Document text:
The last adjustment for sail shape is the leech-cords. These come into use if you hear a steady machine-gun noise from a sail that turns out to be caused by the leech (the trailing edge) fluttering in the wind even though everything else is right. A gentle pull on the cord should stop this, give everybody some peace and stop that flutter from slowing the boat down with a steady stream of turbulence being left behind. Over-tensioning these cords will cause the leech of the sail to ‘hook’ which severely disrupts the airflow as it leaves the sail and should be avoided. Again, just tight enough and no more.


Sailing into or across the wind with too much sail up leads to too much heel. There is never any point in sailing at more than about 20 degrees of heel. If you don’t have an inclinometer built into the compass, then fit a separate one, they’re very cheap and simple. I fitted one down below anyway, as that is where I spend most of my time these days when under sail (more on such tactics in another article). If you have just spent the last few weeks living aboard, seeing your whole home tilt at even 10 degrees can be alarming at first, so it’s worth having a impartial gauge to consult when in doubt.

Learning when to reef the sails was one of the biggest single step-changes I made during my early sailing adventures. (Learning to follow transits was another, but that goes elsewhere too.) “The time to put in a reef is when you first think about it. If you’re thinking of taking one out, have a cup of tea first,” I was told by some instructional video that I had at the time.

Information supplied:
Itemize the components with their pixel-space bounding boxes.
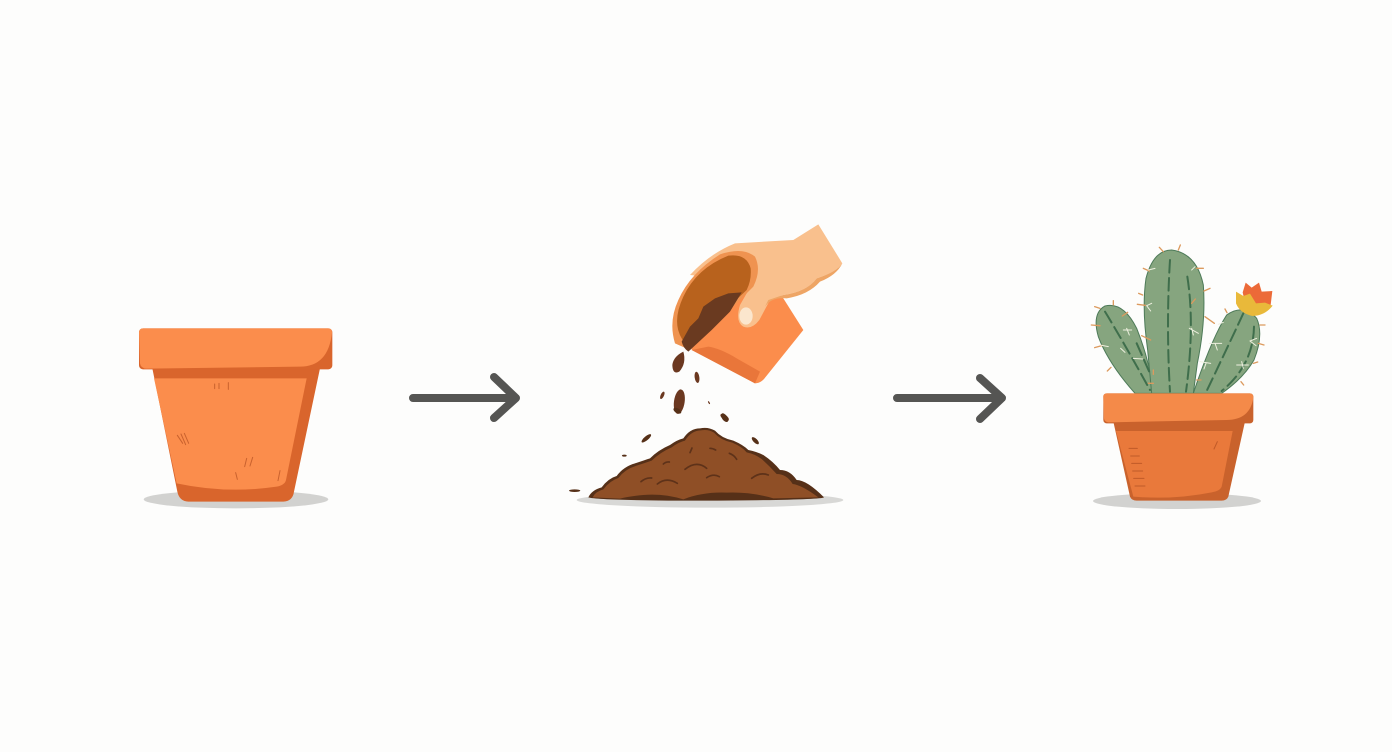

Task goal: Pick up the sail-trim text at the point where it stops and continue it. The data is unrelated to this work.

Answer for the task:
A boat with too much sail up heels over too far for comfort or for safety when walking about on deck or down below. Heeling also increases weather helm, which reduces your ability to manoeuvre, or even to maintain the course you want. Not only that, but the increased rudder angle under water increases drag and slows the boat down. The sails, when the mast is angled over too far, present less effective area to the wind and so also become less efficient, which slows the boat down. The increased white water and sense of urgency on deck is caused less by increased speed and is more due to pushing wrong-shaped parts of the hull under water and by dragging a deeply angled and inefficient keel sideways with the increased leeway.

Put your harness on, clip on securely and get up there. Put a reef in the main; change to a smaller jib; if you have three or more sails, lower one altogether. The peace and calm will astound you. Life can resume. Then check the GPS – you’re probably going no slower and may even be making a better VMG towards your waypoint than you were before. And you can think; and you feel in control again; and you can put the kettle on too, and maybe make a sandwich.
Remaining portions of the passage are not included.